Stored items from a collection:
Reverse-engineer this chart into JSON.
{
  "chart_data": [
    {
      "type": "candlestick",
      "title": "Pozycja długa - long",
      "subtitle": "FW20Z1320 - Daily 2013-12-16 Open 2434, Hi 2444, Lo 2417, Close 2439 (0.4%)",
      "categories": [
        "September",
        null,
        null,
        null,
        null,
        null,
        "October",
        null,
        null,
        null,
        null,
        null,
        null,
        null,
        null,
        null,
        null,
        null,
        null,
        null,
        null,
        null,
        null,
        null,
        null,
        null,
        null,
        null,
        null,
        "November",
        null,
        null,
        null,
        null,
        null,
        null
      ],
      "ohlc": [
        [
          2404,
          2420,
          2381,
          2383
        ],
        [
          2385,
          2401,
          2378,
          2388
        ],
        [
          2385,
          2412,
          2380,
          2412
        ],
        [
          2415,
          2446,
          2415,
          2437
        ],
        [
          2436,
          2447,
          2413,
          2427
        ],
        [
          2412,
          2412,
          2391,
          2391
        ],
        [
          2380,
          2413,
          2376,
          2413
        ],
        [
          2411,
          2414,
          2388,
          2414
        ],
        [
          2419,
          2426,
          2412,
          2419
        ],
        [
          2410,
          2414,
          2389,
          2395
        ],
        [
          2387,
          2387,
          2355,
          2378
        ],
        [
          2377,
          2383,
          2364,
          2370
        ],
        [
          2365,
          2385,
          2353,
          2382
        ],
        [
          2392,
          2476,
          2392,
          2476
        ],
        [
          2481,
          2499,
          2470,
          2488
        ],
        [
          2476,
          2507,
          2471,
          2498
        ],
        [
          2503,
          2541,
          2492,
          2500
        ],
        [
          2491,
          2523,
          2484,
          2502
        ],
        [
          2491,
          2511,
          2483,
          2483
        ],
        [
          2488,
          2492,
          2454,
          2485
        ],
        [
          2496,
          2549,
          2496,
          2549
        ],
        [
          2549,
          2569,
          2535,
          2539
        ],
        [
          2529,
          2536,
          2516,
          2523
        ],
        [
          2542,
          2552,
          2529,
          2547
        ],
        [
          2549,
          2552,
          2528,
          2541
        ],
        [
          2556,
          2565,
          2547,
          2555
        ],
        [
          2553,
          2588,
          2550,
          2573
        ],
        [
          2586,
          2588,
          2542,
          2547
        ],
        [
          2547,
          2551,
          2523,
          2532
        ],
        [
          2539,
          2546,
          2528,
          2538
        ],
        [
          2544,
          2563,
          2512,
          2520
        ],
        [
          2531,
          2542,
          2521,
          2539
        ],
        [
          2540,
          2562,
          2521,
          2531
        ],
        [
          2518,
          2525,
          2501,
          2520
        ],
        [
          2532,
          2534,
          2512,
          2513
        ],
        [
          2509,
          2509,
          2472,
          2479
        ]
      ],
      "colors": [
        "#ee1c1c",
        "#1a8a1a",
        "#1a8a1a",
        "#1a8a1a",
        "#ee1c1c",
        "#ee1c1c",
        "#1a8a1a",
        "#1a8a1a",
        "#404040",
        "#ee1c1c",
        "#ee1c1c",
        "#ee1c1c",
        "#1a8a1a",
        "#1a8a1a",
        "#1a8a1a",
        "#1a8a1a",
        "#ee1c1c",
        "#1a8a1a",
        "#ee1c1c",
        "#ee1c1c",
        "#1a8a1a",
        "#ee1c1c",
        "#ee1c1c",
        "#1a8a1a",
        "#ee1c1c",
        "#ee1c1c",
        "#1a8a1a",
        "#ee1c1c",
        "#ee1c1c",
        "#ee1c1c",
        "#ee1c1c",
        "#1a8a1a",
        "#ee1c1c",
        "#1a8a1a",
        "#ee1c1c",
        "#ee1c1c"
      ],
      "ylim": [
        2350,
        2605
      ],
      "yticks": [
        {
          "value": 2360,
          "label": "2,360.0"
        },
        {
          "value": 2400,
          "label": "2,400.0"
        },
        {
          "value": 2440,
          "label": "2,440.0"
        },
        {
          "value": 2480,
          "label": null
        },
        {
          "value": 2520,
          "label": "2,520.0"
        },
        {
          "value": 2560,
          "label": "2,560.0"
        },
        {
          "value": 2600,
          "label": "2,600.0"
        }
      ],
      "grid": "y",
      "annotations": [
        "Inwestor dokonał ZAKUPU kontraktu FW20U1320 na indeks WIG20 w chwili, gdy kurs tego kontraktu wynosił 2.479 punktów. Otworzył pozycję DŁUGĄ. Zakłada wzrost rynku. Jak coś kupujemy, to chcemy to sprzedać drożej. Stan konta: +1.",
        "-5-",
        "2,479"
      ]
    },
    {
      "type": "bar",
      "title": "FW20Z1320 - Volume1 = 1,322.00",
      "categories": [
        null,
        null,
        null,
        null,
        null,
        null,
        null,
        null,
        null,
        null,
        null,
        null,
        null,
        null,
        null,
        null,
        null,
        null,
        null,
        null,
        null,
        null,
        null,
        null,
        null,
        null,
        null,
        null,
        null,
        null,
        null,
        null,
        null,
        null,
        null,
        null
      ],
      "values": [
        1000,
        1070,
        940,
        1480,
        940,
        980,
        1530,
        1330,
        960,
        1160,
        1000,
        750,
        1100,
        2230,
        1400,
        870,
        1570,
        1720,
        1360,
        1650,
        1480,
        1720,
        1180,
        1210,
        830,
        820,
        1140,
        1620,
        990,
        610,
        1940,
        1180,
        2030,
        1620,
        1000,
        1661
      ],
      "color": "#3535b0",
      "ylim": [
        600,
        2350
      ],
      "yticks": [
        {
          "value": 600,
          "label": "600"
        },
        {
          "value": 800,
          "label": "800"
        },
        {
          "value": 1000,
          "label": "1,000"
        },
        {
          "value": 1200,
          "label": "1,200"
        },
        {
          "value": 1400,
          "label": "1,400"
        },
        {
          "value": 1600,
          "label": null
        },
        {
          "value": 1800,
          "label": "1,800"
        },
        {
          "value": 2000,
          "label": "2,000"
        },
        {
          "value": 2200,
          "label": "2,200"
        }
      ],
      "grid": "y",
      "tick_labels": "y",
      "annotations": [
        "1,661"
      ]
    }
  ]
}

Instructions to follow =>
Retype all of the material, keeping each line exact.

Solution for this problem =>
Reverse-engineer this chart into JSON.
{
  "chart_data": [
    {
      "type": "candlestick",
      "title": "Pozycja długa - long",
      "subtitle": "FW20Z1320 - Daily 2013-12-16 Open 2434, Hi 2444, Lo 2417, Close 2439 (0.4%)",
      "categories": [
        "September",
        null,
        null,
        null,
        null,
        null,
        "October",
        null,
        null,
        null,
        null,
        null,
        null,
        null,
        null,
        null,
        null,
        null,
        null,
        null,
        null,
        null,
        null,
        null,
        null,
        null,
        null,
        null,
        null,
        "November",
        null,
        null,
        null,
        null,
        null,
        null
      ],
      "ohlc": [
        [
          2404,
          2420,
          2381,
          2383
        ],
        [
          2385,
          2401,
          2378,
          2388
        ],
        [
          2385,
          2412,
          2380,
          2412
        ],
        [
          2415,
          2446,
          2415,
          2437
        ],
        [
          2436,
          2447,
          2413,
          2427
        ],
        [
          2412,
          2412,
          2391,
          2391
        ],
        [
          2380,
          2413,
          2376,
          2413
        ],
        [
          2411,
          2414,
          2388,
          2414
        ],
        [
          2419,
          2426,
          2412,
          2419
        ],
        [
          2410,
          2414,
          2389,
          2395
        ],
        [
          2387,
          2387,
          2355,
          2378
        ],
        [
          2377,
          2383,
          2364,
          2370
        ],
        [
          2365,
          2385,
          2353,
          2382
        ],
        [
          2392,
          2476,
          2392,
          2476
        ],
        [
          2481,
          2499,
          2470,
          2488
        ],
        [
          2476,
          2507,
          2471,
          2498
        ],
        [
          2503,
          2541,
          2492,
          2500
        ],
        [
          2491,
          2523,
          2484,
          2502
        ],
        [
          2491,
          2511,
          2483,
          2483
        ],
        [
          2488,
          2492,
          2454,
          2485
        ],
        [
          2496,
          2549,
          2496,
          2549
        ],
        [
          2549,
          2569,
          2535,
          2539
        ],
        [
          2529,
          2536,
          2516,
          2523
        ],
        [
          2542,
          2552,
          2529,
          2547
        ],
        [
          2549,
          2552,
          2528,
          2541
        ],
        [
          2556,
          2565,
          2547,
          2555
        ],
        [
          2553,
          2588,
          2550,
          2573
        ],
        [
          2586,
          2588,
          2542,
          2547
        ],
        [
          2547,
          2551,
          2523,
          2532
        ],
        [
          2539,
          2546,
          2528,
          2538
        ],
        [
          2544,
          2563,
          2512,
          2520
        ],
        [
          2531,
          2542,
          2521,
          2539
        ],
        [
          2540,
          2562,
          2521,
          2531
        ],
        [
          2518,
          2525,
          2501,
          2520
        ],
        [
          2532,
          2534,
          2512,
          2513
        ],
        [
          2509,
          2509,
          2472,
          2479
        ]
      ],
      "colors": [
        "#ee1c1c",
        "#1a8a1a",
        "#1a8a1a",
        "#1a8a1a",
        "#ee1c1c",
        "#ee1c1c",
        "#1a8a1a",
        "#1a8a1a",
        "#404040",
        "#ee1c1c",
        "#ee1c1c",
        "#ee1c1c",
        "#1a8a1a",
        "#1a8a1a",
        "#1a8a1a",
        "#1a8a1a",
        "#ee1c1c",
        "#1a8a1a",
        "#ee1c1c",
        "#ee1c1c",
        "#1a8a1a",
        "#ee1c1c",
        "#ee1c1c",
        "#1a8a1a",
        "#ee1c1c",
        "#ee1c1c",
        "#1a8a1a",
        "#ee1c1c",
        "#ee1c1c",
        "#ee1c1c",
        "#ee1c1c",
        "#1a8a1a",
        "#ee1c1c",
        "#1a8a1a",
        "#ee1c1c",
        "#ee1c1c"
      ],
      "ylim": [
        2350,
        2605
      ],
      "yticks": [
        {
          "value": 2360,
          "label": "2,360.0"
        },
        {
          "value": 2400,
          "label": "2,400.0"
        },
        {
          "value": 2440,
          "label": "2,440.0"
        },
        {
          "value": 2480,
          "label": null
        },
        {
          "value": 2520,
          "label": "2,520.0"
        },
        {
          "value": 2560,
          "label": "2,560.0"
        },
        {
          "value": 2600,
          "label": "2,600.0"
        }
      ],
      "grid": "y",
      "annotations": [
        "Inwestor dokonał ZAKUPU kontraktu FW20U1320 na indeks WIG20 w chwili, gdy kurs tego kontraktu wynosił 2.479 punktów. Otworzył pozycję DŁUGĄ. Zakłada wzrost rynku. Jak coś kupujemy, to chcemy to sprzedać drożej. Stan konta: +1.",
        "-5-",
        "2,479"
      ]
    },
    {
      "type": "bar",
      "title": "FW20Z1320 - Volume1 = 1,322.00",
      "categories": [
        null,
        null,
        null,
        null,
        null,
        null,
        null,
        null,
        null,
        null,
        null,
        null,
        null,
        null,
        null,
        null,
        null,
        null,
        null,
        null,
        null,
        null,
        null,
        null,
        null,
        null,
        null,
        null,
        null,
        null,
        null,
        null,
        null,
        null,
        null,
        null
      ],
      "values": [
        1000,
        1070,
        940,
        1480,
        940,
        980,
        1530,
        1330,
        960,
        1160,
        1000,
        750,
        1100,
        2230,
        1400,
        870,
        1570,
        1720,
        1360,
        1650,
        1480,
        1720,
        1180,
        1210,
        830,
        820,
        1140,
        1620,
        990,
        610,
        1940,
        1180,
        2030,
        1620,
        1000,
        1661
      ],
      "color": "#3535b0",
      "ylim": [
        600,
        2350
      ],
      "yticks": [
        {
          "value": 600,
          "label": "600"
        },
        {
          "value": 800,
          "label": "800"
        },
        {
          "value": 1000,
          "label": "1,000"
        },
        {
          "value": 1200,
          "label": "1,200"
        },
        {
          "value": 1400,
          "label": "1,400"
        },
        {
          "value": 1600,
          "label": null
        },
        {
          "value": 1800,
          "label": "1,800"
        },
        {
          "value": 2000,
          "label": "2,000"
        },
        {
          "value": 2200,
          "label": "2,200"
        }
      ],
      "grid": "y",
      "tick_labels": "y",
      "annotations": [
        "1,661"
      ]
    }
  ]
}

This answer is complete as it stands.